> **Stored data**
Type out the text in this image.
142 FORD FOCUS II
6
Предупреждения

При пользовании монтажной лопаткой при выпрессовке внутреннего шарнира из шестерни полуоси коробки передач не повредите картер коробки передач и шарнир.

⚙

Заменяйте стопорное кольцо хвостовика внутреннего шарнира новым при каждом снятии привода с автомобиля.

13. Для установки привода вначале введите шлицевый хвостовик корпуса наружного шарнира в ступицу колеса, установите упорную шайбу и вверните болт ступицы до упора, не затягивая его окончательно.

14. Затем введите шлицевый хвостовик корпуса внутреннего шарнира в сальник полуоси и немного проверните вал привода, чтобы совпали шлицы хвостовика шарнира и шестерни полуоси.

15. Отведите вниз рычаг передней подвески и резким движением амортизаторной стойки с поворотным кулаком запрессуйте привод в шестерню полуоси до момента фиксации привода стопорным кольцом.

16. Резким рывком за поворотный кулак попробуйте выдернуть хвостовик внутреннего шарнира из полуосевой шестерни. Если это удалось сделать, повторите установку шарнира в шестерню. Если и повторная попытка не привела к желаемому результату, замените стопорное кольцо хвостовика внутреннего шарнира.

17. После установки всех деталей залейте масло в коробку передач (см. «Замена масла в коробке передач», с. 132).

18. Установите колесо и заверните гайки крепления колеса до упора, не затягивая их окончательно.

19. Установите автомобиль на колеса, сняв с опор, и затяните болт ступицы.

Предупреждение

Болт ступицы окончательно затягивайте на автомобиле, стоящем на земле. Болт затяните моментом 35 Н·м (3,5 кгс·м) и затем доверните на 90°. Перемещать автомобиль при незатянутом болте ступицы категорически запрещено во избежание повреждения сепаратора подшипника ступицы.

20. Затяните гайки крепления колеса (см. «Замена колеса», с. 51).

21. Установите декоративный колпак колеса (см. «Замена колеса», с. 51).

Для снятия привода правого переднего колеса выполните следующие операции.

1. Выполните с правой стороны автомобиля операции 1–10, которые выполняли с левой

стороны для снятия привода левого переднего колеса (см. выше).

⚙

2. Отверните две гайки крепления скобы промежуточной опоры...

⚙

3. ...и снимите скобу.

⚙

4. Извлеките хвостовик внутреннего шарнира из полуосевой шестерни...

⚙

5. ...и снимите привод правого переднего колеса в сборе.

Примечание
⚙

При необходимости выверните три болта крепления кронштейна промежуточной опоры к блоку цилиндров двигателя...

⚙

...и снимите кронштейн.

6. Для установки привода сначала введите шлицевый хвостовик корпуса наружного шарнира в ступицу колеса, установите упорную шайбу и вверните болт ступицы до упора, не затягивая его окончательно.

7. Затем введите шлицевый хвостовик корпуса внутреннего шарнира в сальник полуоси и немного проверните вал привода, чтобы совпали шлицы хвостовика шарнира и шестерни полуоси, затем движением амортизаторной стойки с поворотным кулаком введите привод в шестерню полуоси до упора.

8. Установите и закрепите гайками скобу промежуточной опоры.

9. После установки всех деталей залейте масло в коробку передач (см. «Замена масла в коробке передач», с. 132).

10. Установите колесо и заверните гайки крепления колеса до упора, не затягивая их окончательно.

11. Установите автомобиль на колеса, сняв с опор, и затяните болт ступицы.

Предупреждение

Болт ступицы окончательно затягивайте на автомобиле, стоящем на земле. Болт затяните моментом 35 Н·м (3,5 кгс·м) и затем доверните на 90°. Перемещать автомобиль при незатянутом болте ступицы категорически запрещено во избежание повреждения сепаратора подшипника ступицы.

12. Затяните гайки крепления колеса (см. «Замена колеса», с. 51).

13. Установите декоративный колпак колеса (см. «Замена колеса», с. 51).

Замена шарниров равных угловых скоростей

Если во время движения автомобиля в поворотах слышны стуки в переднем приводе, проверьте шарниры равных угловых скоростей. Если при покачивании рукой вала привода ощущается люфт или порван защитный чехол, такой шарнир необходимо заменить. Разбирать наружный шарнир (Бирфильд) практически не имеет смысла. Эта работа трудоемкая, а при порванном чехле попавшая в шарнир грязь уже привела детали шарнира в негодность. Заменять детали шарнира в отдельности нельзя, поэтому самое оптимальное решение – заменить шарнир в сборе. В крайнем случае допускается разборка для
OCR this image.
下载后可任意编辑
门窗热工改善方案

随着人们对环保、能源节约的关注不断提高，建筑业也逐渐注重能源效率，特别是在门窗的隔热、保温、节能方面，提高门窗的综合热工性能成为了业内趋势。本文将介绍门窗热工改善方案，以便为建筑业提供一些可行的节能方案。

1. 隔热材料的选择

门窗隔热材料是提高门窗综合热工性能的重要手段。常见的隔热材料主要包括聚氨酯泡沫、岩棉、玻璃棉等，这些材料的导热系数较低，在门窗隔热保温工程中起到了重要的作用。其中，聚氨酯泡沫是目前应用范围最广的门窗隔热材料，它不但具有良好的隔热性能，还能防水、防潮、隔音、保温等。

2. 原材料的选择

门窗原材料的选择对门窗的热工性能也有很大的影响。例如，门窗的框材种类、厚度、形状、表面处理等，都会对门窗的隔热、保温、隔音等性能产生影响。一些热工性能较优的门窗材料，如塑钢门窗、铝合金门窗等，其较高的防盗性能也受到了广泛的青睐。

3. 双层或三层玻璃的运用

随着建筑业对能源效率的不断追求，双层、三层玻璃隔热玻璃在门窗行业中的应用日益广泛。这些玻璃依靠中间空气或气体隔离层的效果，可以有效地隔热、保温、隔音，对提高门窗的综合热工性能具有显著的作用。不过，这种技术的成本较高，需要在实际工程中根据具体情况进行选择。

> **Problem details**
Copy each line that contains the word "упора".

> **Task output**
13. Для установки привода вначале введите шлицевый хвостовик корпуса наружного шарнира в ступицу колеса, установите упорную шайбу и вверните болт ступицы до упора, не затягивая его окончательно.
18. Установите колесо и заверните гайки крепления колеса до упора, не затягивая их окончательно.
6. Для установки привода сначала введите шлицевый хвостовик корпуса наружного шарнира в ступицу колеса, установите упорную шайбу и вверните болт ступицы до упора, не затягивая его окончательно.
7. Затем введите шлицевый хвостовик корпуса внутреннего шарнира в сальник полуоси и немного проверните вал привода, чтобы совпали шлицы хвостовика шарнира и шестерни полуоси, затем движением амортизаторной стойки с поворотным кулаком введите привод в шестерню полуоси до упора.
10. Установите колесо и заверните гайки крепления колеса до упора, не затягивая их окончательно.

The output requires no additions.